• **Exercise**
In the material below, find each line holding the string "English" and copy it.

- - -

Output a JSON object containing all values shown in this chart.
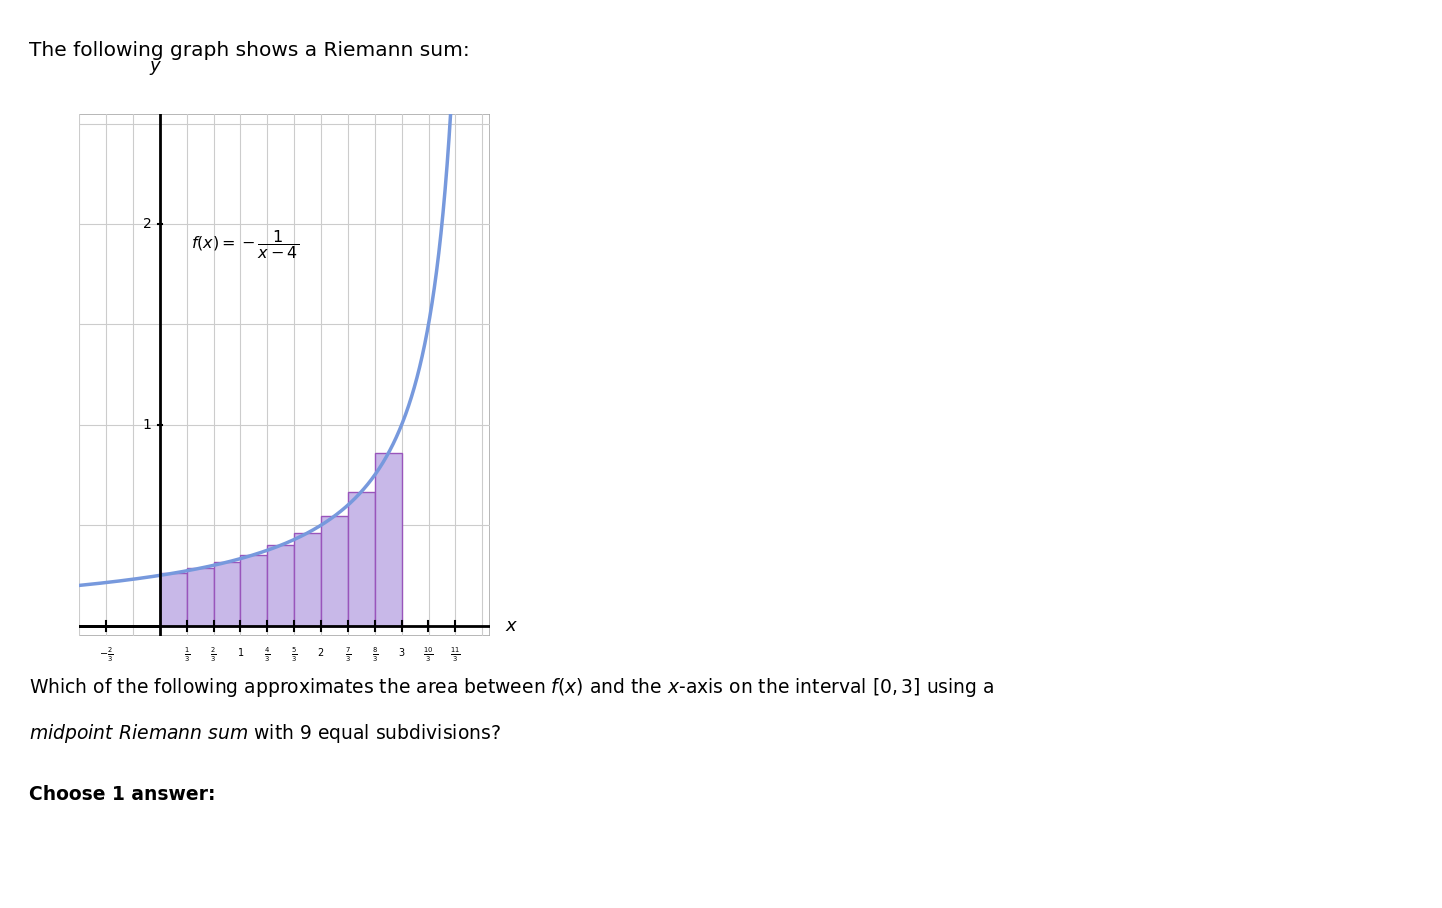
{
  "title": "The following graph shows a Riemann sum:",
  "xlabel": "x",
  "ylabel": "y",
  "xlim": [
    -1.0,
    4.1
  ],
  "ylim": [
    -0.05,
    2.55
  ],
  "interval_start": 0,
  "interval_end": 3,
  "n_subdivisions": 9,
  "bar_fill_color": "#c8b8e8",
  "bar_edge_color": "#9955bb",
  "curve_color": "#7799dd",
  "curve_linewidth": 2.5,
  "grid_color": "#cccccc",
  "ax_background": "#f5f5f5",
  "x_tick_positions": [
    -0.6667,
    0.3333,
    0.6667,
    1.0,
    1.3333,
    1.6667,
    2.0,
    2.3333,
    2.6667,
    3.0,
    3.3333,
    3.6667
  ],
  "x_tick_labels": [
    "-\\frac{2}{3}",
    "\\frac{1}{3}",
    "\\frac{2}{3}",
    "1",
    "\\frac{4}{3}",
    "\\frac{5}{3}",
    "2",
    "\\frac{7}{3}",
    "\\frac{8}{3}",
    "3",
    "\\frac{10}{3}",
    "\\frac{11}{3}"
  ],
  "y_tick_positions": [
    1.0,
    2.0
  ],
  "y_tick_labels": [
    "1",
    "2"
  ],
  "figsize": [
    14.42,
    9.08
  ],
  "dpi": 100
}
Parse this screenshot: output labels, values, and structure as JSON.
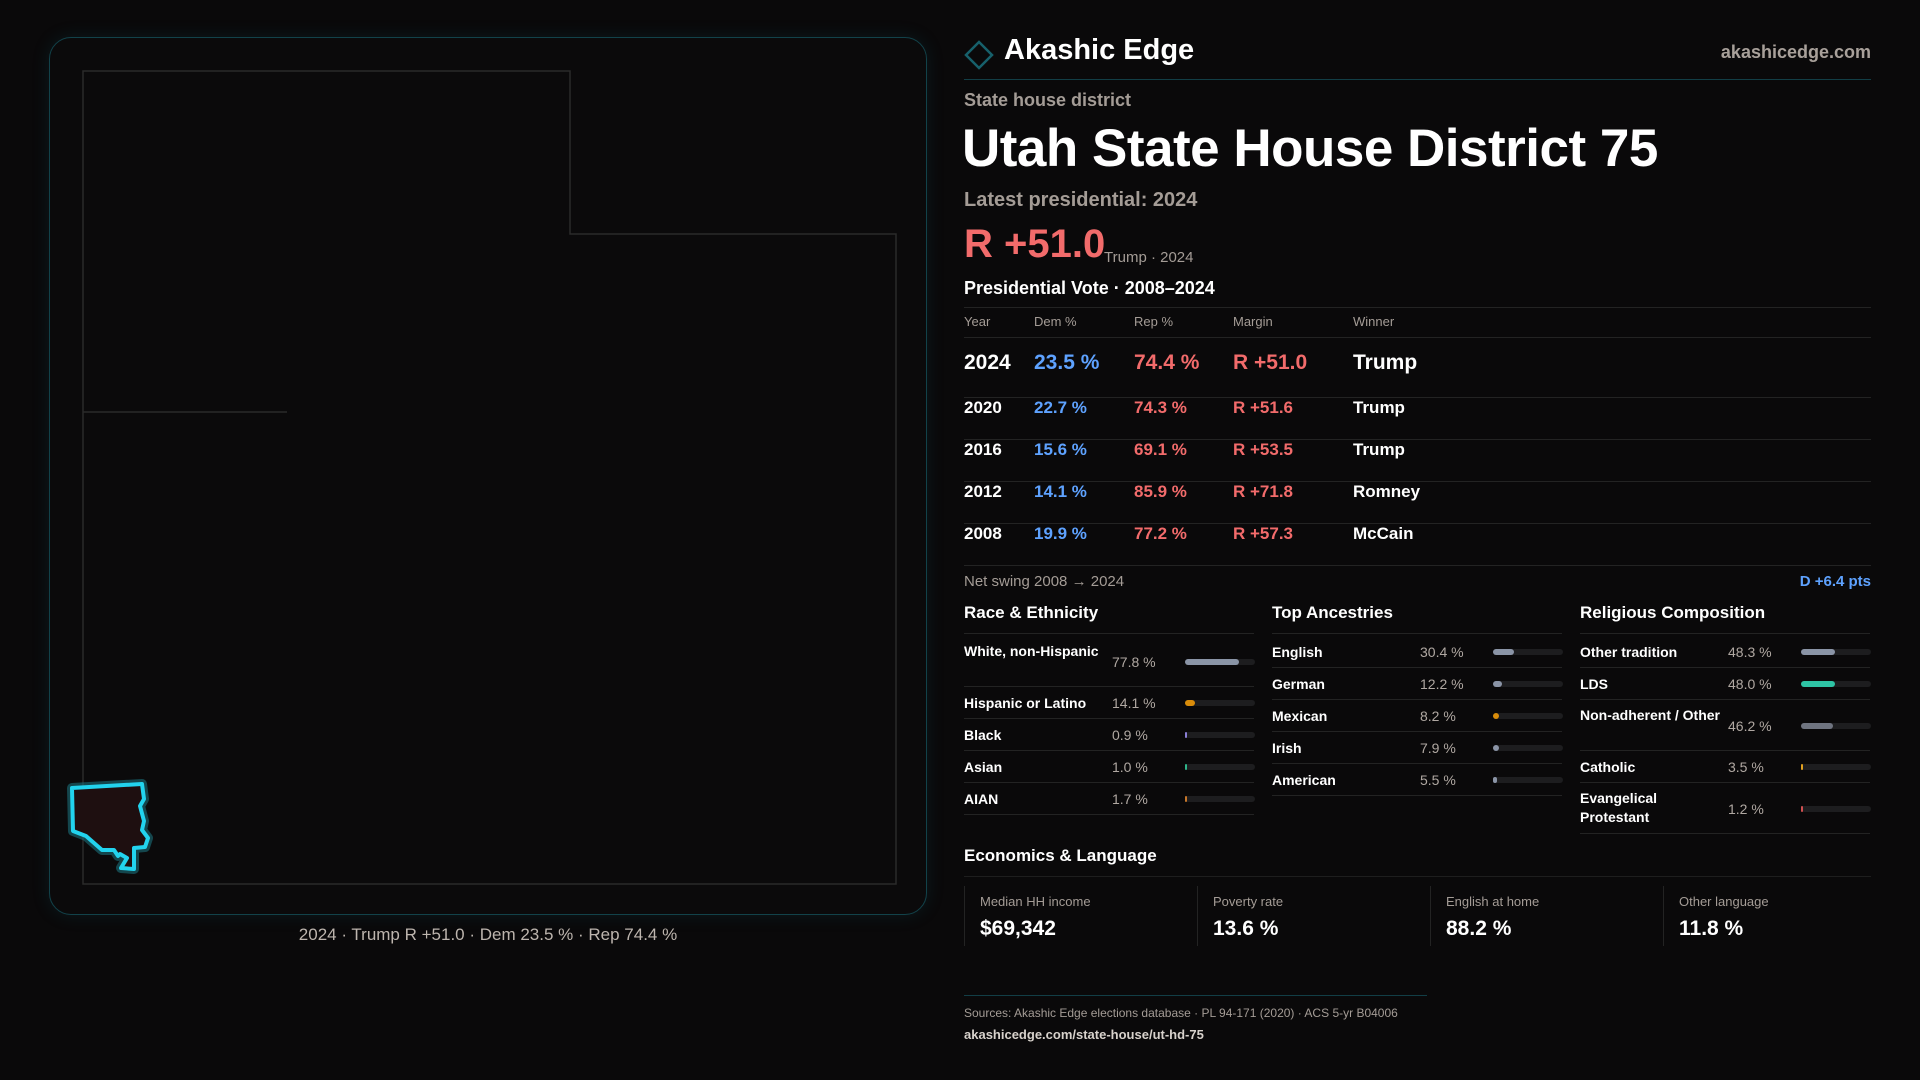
{
  "brand": {
    "name": "Akashic Edge",
    "site": "akashicedge.com",
    "icon": "diamond-icon",
    "accent": "#1fb8c9"
  },
  "header": {
    "kicker": "State house district",
    "title": "Utah State House District 75",
    "latest_label": "Latest presidential: 2024",
    "margin": "R +51.0",
    "margin_sub": "Trump · 2024"
  },
  "vote": {
    "title": "Presidential Vote · 2008–2024",
    "columns": [
      "Year",
      "Dem %",
      "Rep %",
      "Margin",
      "Winner"
    ],
    "rows": [
      [
        "2024",
        "23.5 %",
        "74.4 %",
        "R +51.0",
        "Trump"
      ],
      [
        "2020",
        "22.7 %",
        "74.3 %",
        "R +51.6",
        "Trump"
      ],
      [
        "2016",
        "15.6 %",
        "69.1 %",
        "R +53.5",
        "Trump"
      ],
      [
        "2012",
        "14.1 %",
        "85.9 %",
        "R +71.8",
        "Romney"
      ],
      [
        "2008",
        "19.9 %",
        "77.2 %",
        "R +57.3",
        "McCain"
      ]
    ],
    "swing_label": "Net swing 2008 → 2024",
    "swing_value": "D +6.4 pts"
  },
  "race": {
    "title": "Race & Ethnicity",
    "items": [
      {
        "label": "White, non-Hispanic",
        "pct": "77.8 %",
        "value": 77.8,
        "color": "#8a94a6"
      },
      {
        "label": "Hispanic or Latino",
        "pct": "14.1 %",
        "value": 14.1,
        "color": "#d98c0a"
      },
      {
        "label": "Black",
        "pct": "0.9 %",
        "value": 0.9,
        "color": "#8b7fd6"
      },
      {
        "label": "Asian",
        "pct": "1.0 %",
        "value": 1.0,
        "color": "#2fb58a"
      },
      {
        "label": "AIAN",
        "pct": "1.7 %",
        "value": 1.7,
        "color": "#c7772a"
      }
    ]
  },
  "ancestry": {
    "title": "Top Ancestries",
    "items": [
      {
        "label": "English",
        "pct": "30.4 %",
        "value": 30.4,
        "color": "#8a94a6"
      },
      {
        "label": "German",
        "pct": "12.2 %",
        "value": 12.2,
        "color": "#8a94a6"
      },
      {
        "label": "Mexican",
        "pct": "8.2 %",
        "value": 8.2,
        "color": "#d98c0a"
      },
      {
        "label": "Irish",
        "pct": "7.9 %",
        "value": 7.9,
        "color": "#8a94a6"
      },
      {
        "label": "American",
        "pct": "5.5 %",
        "value": 5.5,
        "color": "#8a94a6"
      }
    ]
  },
  "religion": {
    "title": "Religious Composition",
    "items": [
      {
        "label": "Other tradition",
        "pct": "48.3 %",
        "value": 48.3,
        "color": "#8a94a6"
      },
      {
        "label": "LDS",
        "pct": "48.0 %",
        "value": 48.0,
        "color": "#2ec4a5"
      },
      {
        "label": "Non-adherent / Other",
        "pct": "46.2 %",
        "value": 46.2,
        "color": "#6f7480"
      },
      {
        "label": "Catholic",
        "pct": "3.5 %",
        "value": 3.5,
        "color": "#e0a020"
      },
      {
        "label": "Evangelical Protestant",
        "pct": "1.2 %",
        "value": 1.2,
        "color": "#d05050"
      }
    ]
  },
  "economics": {
    "title": "Economics & Language",
    "cards": [
      {
        "label": "Median HH income",
        "value": "$69,342"
      },
      {
        "label": "Poverty rate",
        "value": "13.6 %"
      },
      {
        "label": "English at home",
        "value": "88.2 %"
      },
      {
        "label": "Other language",
        "value": "11.8 %"
      }
    ]
  },
  "map": {
    "caption": "2024 · Trump R +51.0 · Dem 23.5 % · Rep 74.4 %",
    "highlight_color": "#22d3ee",
    "district_fill": "#1e0f10"
  },
  "footer": {
    "sources": "Sources: Akashic Edge elections database · PL 94-171 (2020) · ACS 5-yr B04006",
    "url": "akashicedge.com/state-house/ut-hd-75"
  }
}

- - -

• **Response to this exercise**
        "label": "English",
        "label": "English at home",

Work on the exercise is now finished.